■ **RECORD EXTRACTS**:
________________________
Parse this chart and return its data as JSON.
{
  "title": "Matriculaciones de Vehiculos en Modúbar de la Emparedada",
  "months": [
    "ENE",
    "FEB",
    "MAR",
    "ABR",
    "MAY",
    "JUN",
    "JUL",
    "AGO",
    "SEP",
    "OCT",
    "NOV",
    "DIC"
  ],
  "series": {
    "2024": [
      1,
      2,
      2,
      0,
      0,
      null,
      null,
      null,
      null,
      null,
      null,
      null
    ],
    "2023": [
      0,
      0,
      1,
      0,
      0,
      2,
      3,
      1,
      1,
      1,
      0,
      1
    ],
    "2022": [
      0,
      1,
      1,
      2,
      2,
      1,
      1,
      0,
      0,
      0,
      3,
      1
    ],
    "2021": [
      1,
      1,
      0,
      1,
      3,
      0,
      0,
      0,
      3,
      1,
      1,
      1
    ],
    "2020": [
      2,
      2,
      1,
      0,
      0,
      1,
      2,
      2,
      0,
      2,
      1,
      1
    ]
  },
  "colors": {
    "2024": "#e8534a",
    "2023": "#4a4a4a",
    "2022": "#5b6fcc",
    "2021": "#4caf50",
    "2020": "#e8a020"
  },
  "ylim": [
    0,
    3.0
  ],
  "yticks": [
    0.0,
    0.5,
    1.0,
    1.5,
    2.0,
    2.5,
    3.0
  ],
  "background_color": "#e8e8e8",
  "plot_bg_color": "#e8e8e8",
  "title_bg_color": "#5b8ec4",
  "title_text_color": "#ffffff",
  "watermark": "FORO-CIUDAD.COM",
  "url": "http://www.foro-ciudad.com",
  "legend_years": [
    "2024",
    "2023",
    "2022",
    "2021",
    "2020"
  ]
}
________________________
■ **DESCRIPTION OF THE TASK**: Each record must be returned exactly as it is written.

■ **SOLUTION BELOW**:
Parse this chart and return its data as JSON.
{
  "title": "Matriculaciones de Vehiculos en Modúbar de la Emparedada",
  "months": [
    "ENE",
    "FEB",
    "MAR",
    "ABR",
    "MAY",
    "JUN",
    "JUL",
    "AGO",
    "SEP",
    "OCT",
    "NOV",
    "DIC"
  ],
  "series": {
    "2024": [
      1,
      2,
      2,
      0,
      0,
      null,
      null,
      null,
      null,
      null,
      null,
      null
    ],
    "2023": [
      0,
      0,
      1,
      0,
      0,
      2,
      3,
      1,
      1,
      1,
      0,
      1
    ],
    "2022": [
      0,
      1,
      1,
      2,
      2,
      1,
      1,
      0,
      0,
      0,
      3,
      1
    ],
    "2021": [
      1,
      1,
      0,
      1,
      3,
      0,
      0,
      0,
      3,
      1,
      1,
      1
    ],
    "2020": [
      2,
      2,
      1,
      0,
      0,
      1,
      2,
      2,
      0,
      2,
      1,
      1
    ]
  },
  "colors": {
    "2024": "#e8534a",
    "2023": "#4a4a4a",
    "2022": "#5b6fcc",
    "2021": "#4caf50",
    "2020": "#e8a020"
  },
  "ylim": [
    0,
    3.0
  ],
  "yticks": [
    0.0,
    0.5,
    1.0,
    1.5,
    2.0,
    2.5,
    3.0
  ],
  "background_color": "#e8e8e8",
  "plot_bg_color": "#e8e8e8",
  "title_bg_color": "#5b8ec4",
  "title_text_color": "#ffffff",
  "watermark": "FORO-CIUDAD.COM",
  "url": "http://www.foro-ciudad.com",
  "legend_years": [
    "2024",
    "2023",
    "2022",
    "2021",
    "2020"
  ]
}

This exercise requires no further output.